Set task:
Extract each line containing the string "哲宗实录".

-- begin --

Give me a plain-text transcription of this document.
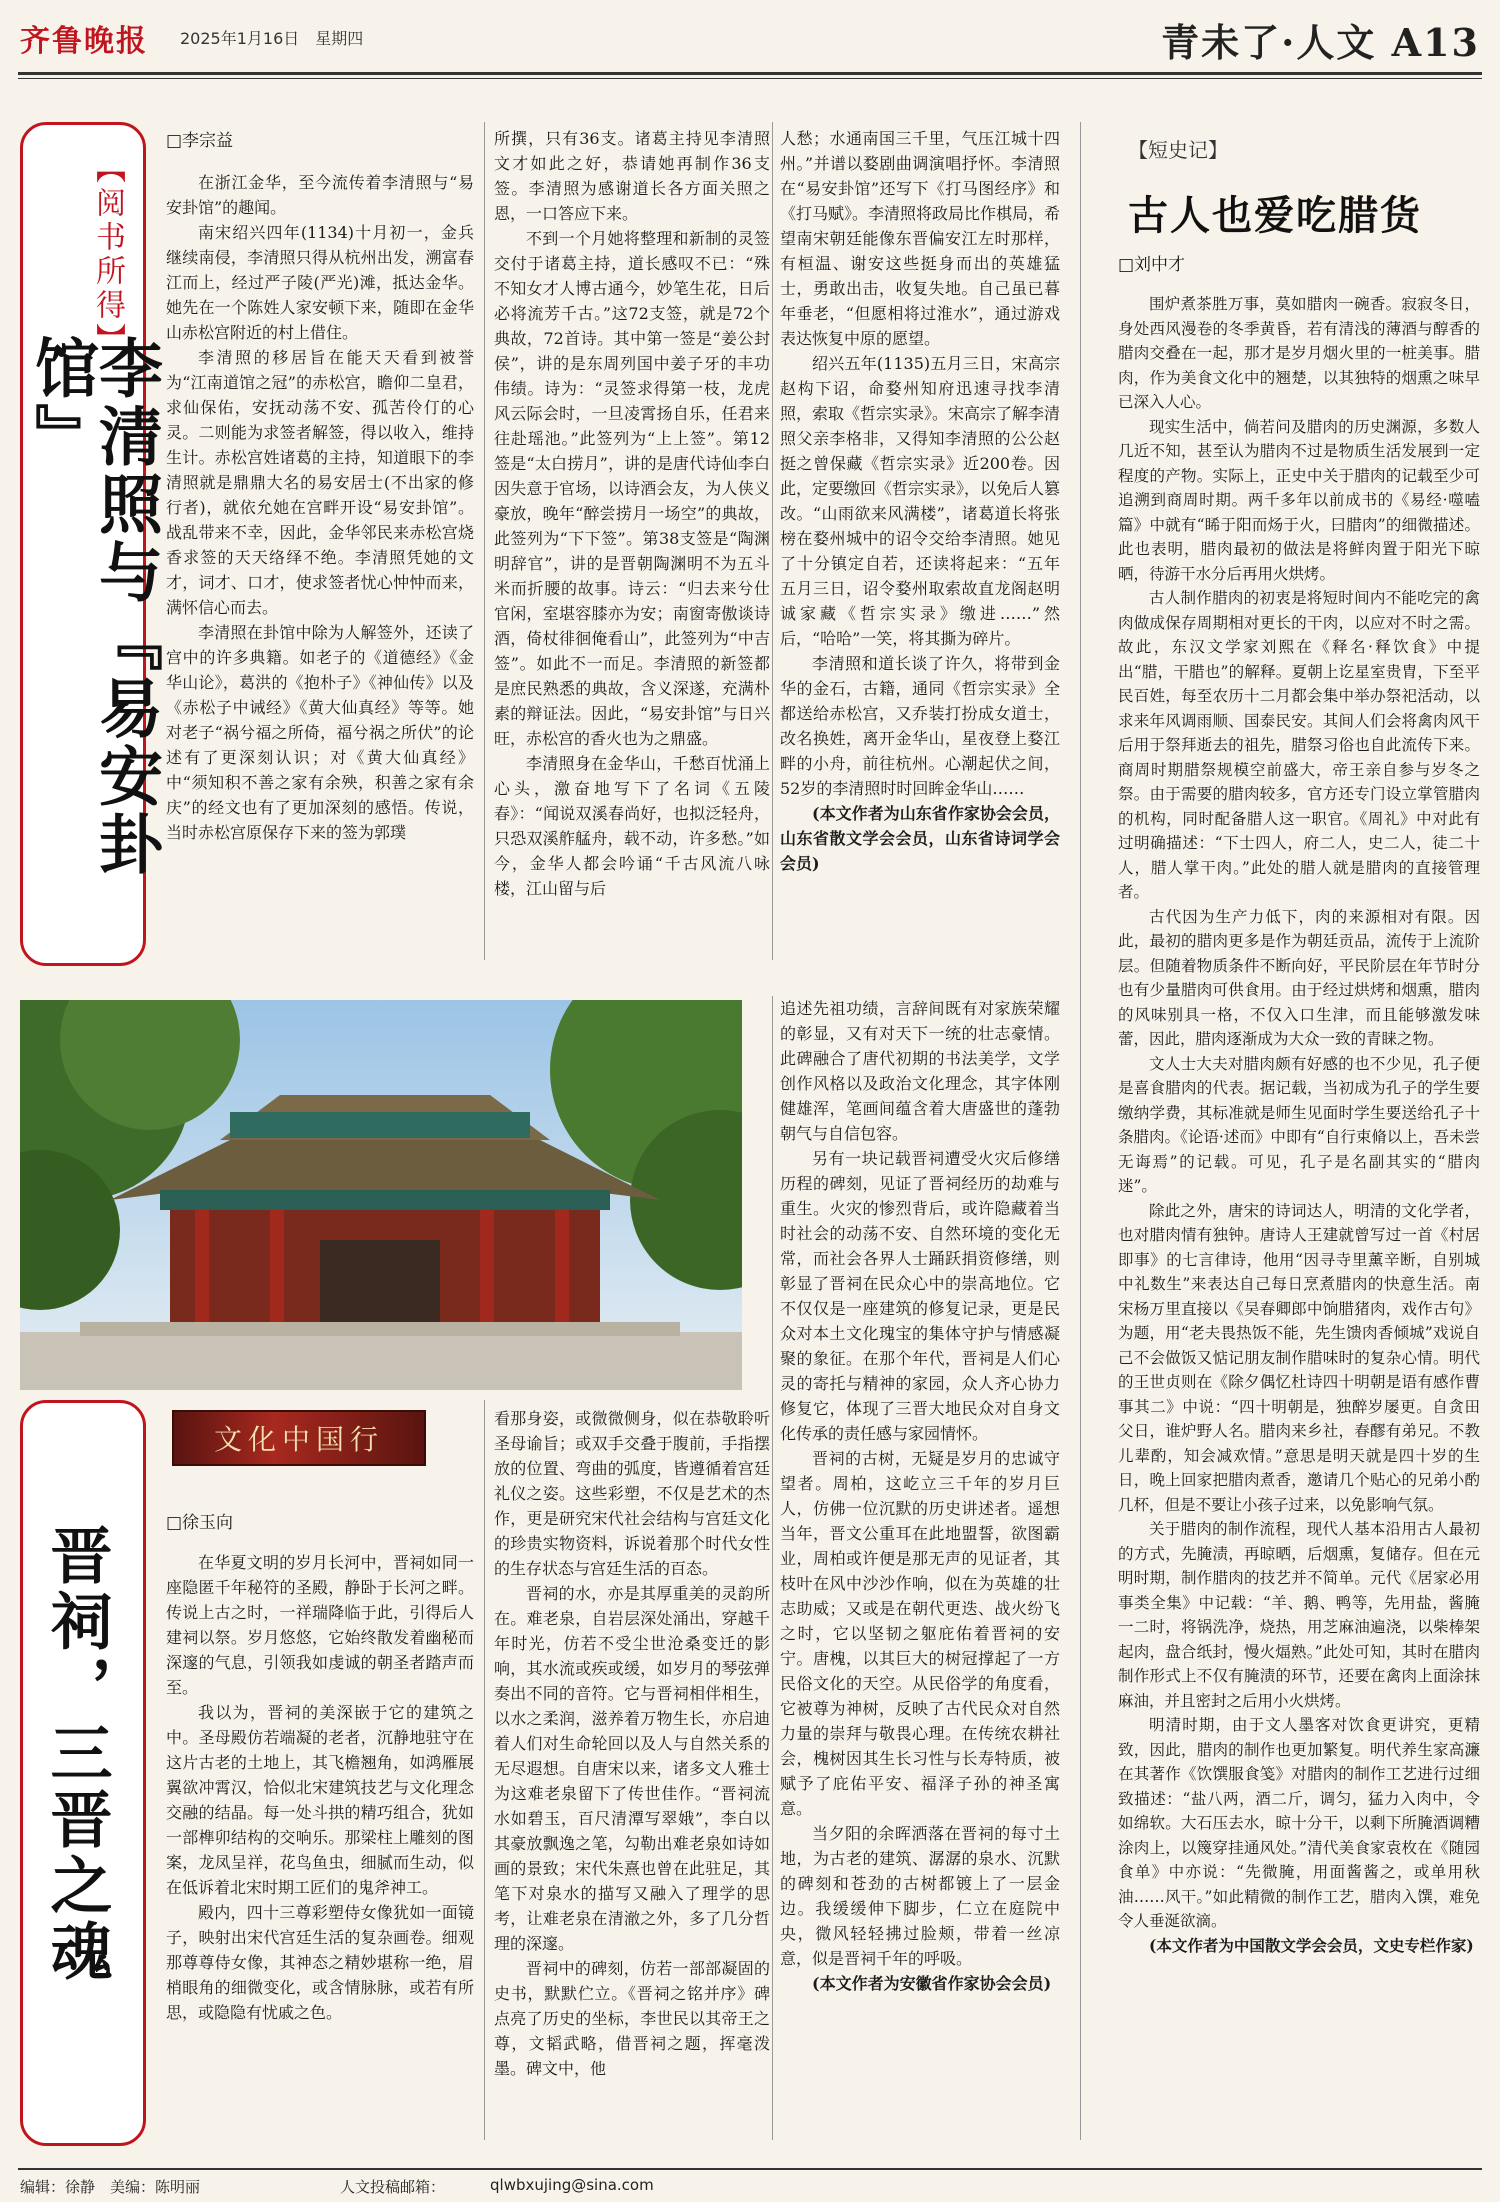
齐鲁晚报 2025年1月16日　星期四	青未了·人文 A13
【阅书所得】
李清照与『易安卦馆』
□李宗益

在浙江金华，至今流传着李清照与“易安卦馆”的趣闻。

南宋绍兴四年(1134)十月初一，金兵继续南侵，李清照只得从杭州出发，溯富春江而上，经过严子陵(严光)滩，抵达金华。她先在一个陈姓人家安顿下来，随即在金华山赤松宫附近的村上借住。

李清照的移居旨在能天天看到被誉为“江南道馆之冠”的赤松宫，瞻仰二皇君，求仙保佑，安抚动荡不安、孤苦伶仃的心灵。二则能为求签者解签，得以收入，维持生计。赤松宫姓诸葛的主持，知道眼下的李清照就是鼎鼎大名的易安居士(不出家的修行者)，就依允她在宫畔开设“易安卦馆”。战乱带来不幸，因此，金华邻民来赤松宫烧香求签的天天络绎不绝。李清照凭她的文才，词才、口才，使求签者忧心忡忡而来，满怀信心而去。

李清照在卦馆中除为人解签外，还读了宫中的许多典籍。如老子的《道德经》《金华山论》，葛洪的《抱朴子》《神仙传》以及《赤松子中诫经》《黄大仙真经》等等。她对老子“祸兮福之所倚，福兮祸之所伏”的论述有了更深刻认识；对《黄大仙真经》中“须知积不善之家有余殃，积善之家有余庆”的经文也有了更加深刻的感悟。传说，当时赤松宫原保存下来的签为郭璞

所撰，只有36支。诸葛主持见李清照文才如此之好，恭请她再制作36支签。李清照为感谢道长各方面关照之恩，一口答应下来。

不到一个月她将整理和新制的灵签交付于诸葛主持，道长感叹不已：“殊不知女才人博古通今，妙笔生花，日后必将流芳千古。”这72支签，就是72个典故，72首诗。其中第一签是“姜公封侯”，讲的是东周列国中姜子牙的丰功伟绩。诗为：“灵签求得第一枝，龙虎风云际会时，一旦凌霄扬自乐，任君来往赴瑶池。”此签列为“上上签”。第12签是“太白捞月”，讲的是唐代诗仙李白因失意于官场，以诗酒会友，为人侠义豪放，晚年“醉尝捞月一场空”的典故，此签列为“下下签”。第38支签是“陶渊明辞官”，讲的是晋朝陶渊明不为五斗米而折腰的故事。诗云：“归去来兮仕官闲，室堪容膝亦为安；南窗寄傲谈诗酒，倚杖徘徊俺看山”，此签列为“中吉签”。如此不一而足。李清照的新签都是庶民熟悉的典故，含义深遂，充满朴素的辩证法。因此，“易安卦馆”与日兴旺，赤松宫的香火也为之鼎盛。

李清照身在金华山，千愁百忧涌上心头，激奋地写下了名词《五陵春》：“闻说双溪春尚好，也拟泛轻舟，只恐双溪舴艋舟，载不动，许多愁。”如今，金华人都会吟诵“千古风流八咏楼，江山留与后

人愁；水通南国三千里，气压江城十四州。”并谱以婺剧曲调演唱抒怀。李清照在“易安卦馆”还写下《打马图经序》和《打马赋》。李清照将政局比作棋局，希望南宋朝廷能像东晋偏安江左时那样，有桓温、谢安这些挺身而出的英雄猛士，勇敢出击，收复失地。自己虽已暮年垂老，“但愿相将过淮水”，通过游戏表达恢复中原的愿望。

绍兴五年(1135)五月三日，宋高宗赵构下诏，命婺州知府迅速寻找李清照，索取《哲宗实录》。宋高宗了解李清照父亲李格非，又得知李清照的公公赵挺之曾保藏《哲宗实录》近200卷。因此，定要缴回《哲宗实录》，以免后人篡改。“山雨欲来风满楼”，诸葛道长将张榜在婺州城中的诏令交给李清照。她见了十分镇定自若，还读将起来：“五年五月三日，诏令婺州取索故直龙阁赵明诚家藏《哲宗实录》缴进……”然后，“哈哈”一笑，将其撕为碎片。

李清照和道长谈了许久，将带到金华的金石，古籍，通同《哲宗实录》全都送给赤松宫，又乔装打扮成女道士，改名换姓，离开金华山，星夜登上婺江畔的小舟，前往杭州。心潮起伏之间，52岁的李清照时时回眸金华山……

(本文作者为山东省作家协会会员，山东省散文学会会员，山东省诗词学会会员)

晋祠，三晋之魂
文化中国行
□徐玉向

在华夏文明的岁月长河中，晋祠如同一座隐匿千年秘符的圣殿，静卧于长河之畔。传说上古之时，一祥瑞降临于此，引得后人建祠以祭。岁月悠悠，它始终散发着幽秘而深邃的气息，引领我如虔诚的朝圣者踏声而至。

我以为，晋祠的美深嵌于它的建筑之中。圣母殿仿若端凝的老者，沉静地驻守在这片古老的土地上，其飞檐翘角，如鸿雁展翼欲冲霄汉，恰似北宋建筑技艺与文化理念交融的结晶。每一处斗拱的精巧组合，犹如一部榫卯结构的交响乐。那梁柱上雕刻的图案，龙凤呈祥，花鸟鱼虫，细腻而生动，似在低诉着北宋时期工匠们的鬼斧神工。

殿内，四十三尊彩塑侍女像犹如一面镜子，映射出宋代宫廷生活的复杂画卷。细观那尊尊侍女像，其神态之精妙堪称一绝，眉梢眼角的细微变化，或含情脉脉，或若有所思，或隐隐有忧戚之色。

看那身姿，或微微侧身，似在恭敬聆听圣母谕旨；或双手交叠于腹前，手指摆放的位置、弯曲的弧度，皆遵循着宫廷礼仪之姿。这些彩塑，不仅是艺术的杰作，更是研究宋代社会结构与宫廷文化的珍贵实物资料，诉说着那个时代女性的生存状态与宫廷生活的百态。

晋祠的水，亦是其厚重美的灵韵所在。难老泉，自岩层深处涌出，穿越千年时光，仿若不受尘世沧桑变迁的影响，其水流或疾或缓，如岁月的琴弦弹奏出不同的音符。它与晋祠相伴相生，以水之柔润，滋养着万物生长，亦启迪着人们对生命轮回以及人与自然关系的无尽遐想。自唐宋以来，诸多文人雅士为这难老泉留下了传世佳作。“晋祠流水如碧玉，百尺清潭写翠娥”，李白以其豪放飘逸之笔，勾勒出难老泉如诗如画的景致；宋代朱熹也曾在此驻足，其笔下对泉水的描写又融入了理学的思考，让难老泉在清澈之外，多了几分哲理的深邃。

晋祠中的碑刻，仿若一部部凝固的史书，默默伫立。《晋祠之铭并序》碑点亮了历史的坐标，李世民以其帝王之尊，文韬武略，借晋祠之题，挥毫泼墨。碑文中，他

追述先祖功绩，言辞间既有对家族荣耀的彰显，又有对天下一统的壮志豪情。此碑融合了唐代初期的书法美学，文学创作风格以及政治文化理念，其字体刚健雄浑，笔画间蕴含着大唐盛世的蓬勃朝气与自信包容。

另有一块记载晋祠遭受火灾后修缮历程的碑刻，见证了晋祠经历的劫难与重生。火灾的惨烈背后，或许隐藏着当时社会的动荡不安、自然环境的变化无常，而社会各界人士踊跃捐资修缮，则彰显了晋祠在民众心中的崇高地位。它不仅仅是一座建筑的修复记录，更是民众对本土文化瑰宝的集体守护与情感凝聚的象征。在那个年代，晋祠是人们心灵的寄托与精神的家园，众人齐心协力修复它，体现了三晋大地民众对自身文化传承的责任感与家园情怀。

晋祠的古树，无疑是岁月的忠诚守望者。周柏，这屹立三千年的岁月巨人，仿佛一位沉默的历史讲述者。遥想当年，晋文公重耳在此地盟誓，欲图霸业，周柏或许便是那无声的见证者，其枝叶在风中沙沙作响，似在为英雄的壮志助威；又或是在朝代更迭、战火纷飞之时，它以坚韧之躯庇佑着晋祠的安宁。唐槐，以其巨大的树冠撑起了一方民俗文化的天空。从民俗学的角度看，它被尊为神树，反映了古代民众对自然力量的崇拜与敬畏心理。在传统农耕社会，槐树因其生长习性与长寿特质，被赋予了庇佑平安、福泽子孙的神圣寓意。

当夕阳的余晖洒落在晋祠的每寸土地，为古老的建筑、潺潺的泉水、沉默的碑刻和苍劲的古树都镀上了一层金边。我缓缓伸下脚步，仁立在庭院中央，微风轻轻拂过脸颊，带着一丝凉意，似是晋祠千年的呼吸。

(本文作者为安徽省作家协会会员)

【短史记】
古人也爱吃腊货
□刘中才

围炉煮茶胜万事，莫如腊肉一碗香。寂寂冬日，身处西风漫卷的冬季黄昏，若有清浅的薄酒与醇香的腊肉交叠在一起，那才是岁月烟火里的一桩美事。腊肉，作为美食文化中的翘楚，以其独特的烟熏之味早已深入人心。

现实生活中，倘若问及腊肉的历史渊源，多数人几近不知，甚至认为腊肉不过是物质生活发展到一定程度的产物。实际上，正史中关于腊肉的记载至少可追溯到商周时期。两千多年以前成书的《易经·噬嗑篇》中就有“睎于阳而炀于火，曰腊肉”的细微描述。此也表明，腊肉最初的做法是将鲜肉置于阳光下晾晒，待游干水分后再用火烘烤。

古人制作腊肉的初衷是将短时间内不能吃完的禽肉做成保存周期相对更长的干肉，以应对不时之需。故此，东汉文学家刘熙在《释名·释饮食》中提出“腊，干腊也”的解释。夏朝上讫星室贵胄，下至平民百姓，每至农历十二月都会集中举办祭祀活动，以求来年风调雨顺、国泰民安。其间人们会将禽肉风干后用于祭拜逝去的祖先，腊祭习俗也自此流传下来。商周时期腊祭规模空前盛大，帝王亲自参与岁冬之祭。由于需要的腊肉较多，官方还专门设立掌管腊肉的机构，同时配备腊人这一职官。《周礼》中对此有过明确描述：“下士四人，府二人，史二人，徒二十人，腊人掌干肉。”此处的腊人就是腊肉的直接管理者。

古代因为生产力低下，肉的来源相对有限。因此，最初的腊肉更多是作为朝廷贡品，流传于上流阶层。但随着物质条件不断向好，平民阶层在年节时分也有少量腊肉可供食用。由于经过烘烤和烟熏，腊肉的风味别具一格，不仅入口生津，而且能够激发味蕾，因此，腊肉逐渐成为大众一致的青睐之物。

文人士大夫对腊肉颇有好感的也不少见，孔子便是喜食腊肉的代表。据记载，当初成为孔子的学生要缴纳学费，其标准就是师生见面时学生要送给孔子十条腊肉。《论语·述而》中即有“自行束脩以上，吾未尝无诲焉”的记载。可见，孔子是名副其实的“腊肉迷”。

除此之外，唐宋的诗词达人，明清的文化学者，也对腊肉情有独钟。唐诗人王建就曾写过一首《村居即事》的七言律诗，他用“因寻寺里薰辛断，自别城中礼数生”来表达自己每日烹煮腊肉的快意生活。南宋杨万里直接以《吴春卿郎中饷腊猪肉，戏作古句》为题，用“老夫畏热饭不能，先生馈肉香倾城”戏说自己不会做饭又惦记朋友制作腊味时的复杂心情。明代的王世贞则在《除夕偶忆杜诗四十明朝是语有感作曹事其二》中说：“四十明朝是，独醉岁屡更。自贪田父日，谁炉野人名。腊肉来乡社，春醪有弟兄。不教儿辈酌，知会减欢情。”意思是明天就是四十岁的生日，晚上回家把腊肉煮香，邀请几个贴心的兄弟小酌几杯，但是不要让小孩子过来，以免影响气氛。

关于腊肉的制作流程，现代人基本沿用古人最初的方式，先腌渍，再晾晒，后烟熏，复储存。但在元明时期，制作腊肉的技艺并不简单。元代《居家必用事类全集》中记载：“羊、鹅、鸭等，先用盐，酱腌一二时，将锅洗净，烧热，用芝麻油遍浇，以柴棒架起肉，盘合纸封，慢火煏熟。”此处可知，其时在腊肉制作形式上不仅有腌渍的环节，还要在禽肉上面涂抹麻油，并且密封之后用小火烘烤。

明清时期，由于文人墨客对饮食更讲究，更精致，因此，腊肉的制作也更加繁复。明代养生家高濂在其著作《饮馔服食笺》对腊肉的制作工艺进行过细致描述：“盐八两，酒二斤，调匀，猛力入肉中，令如绵软。大石压去水，晾十分干，以剩下所腌酒调糟涂肉上，以篾穿挂通风处。”清代美食家袁枚在《随园食单》中亦说：“先微腌，用面酱酱之，或单用秋油……风干。”如此精微的制作工艺，腊肉入馔，难免令人垂涎欲滴。

(本文作者为中国散文学会会员，文史专栏作家)

编辑：徐静　美编：陈明丽	人文投稿邮箱：	qlwbxujing@sina.com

-- end --

Task solution:
绍兴五年(1135)五月三日，宋高宗赵构下诏，命婺州知府迅速寻找李清照，索取《哲宗实录》。宋高宗了解李清照父亲李格非，又得知李清照的公公赵挺之曾保藏《哲宗实录》近200卷。因此，定要缴回《哲宗实录》，以免后人篡改。“山雨欲来风满楼”，诸葛道长将张榜在婺州城中的诏令交给李清照。她见了十分镇定自若，还读将起来：“五年五月三日，诏令婺州取索故直龙阁赵明诚家藏《哲宗实录》缴进……”然后，“哈哈”一笑，将其撕为碎片。
李清照和道长谈了许久，将带到金华的金石，古籍，通同《哲宗实录》全都送给赤松宫，又乔装打扮成女道士，改名换姓，离开金华山，星夜登上婺江畔的小舟，前往杭州。心潮起伏之间，52岁的李清照时时回眸金华山……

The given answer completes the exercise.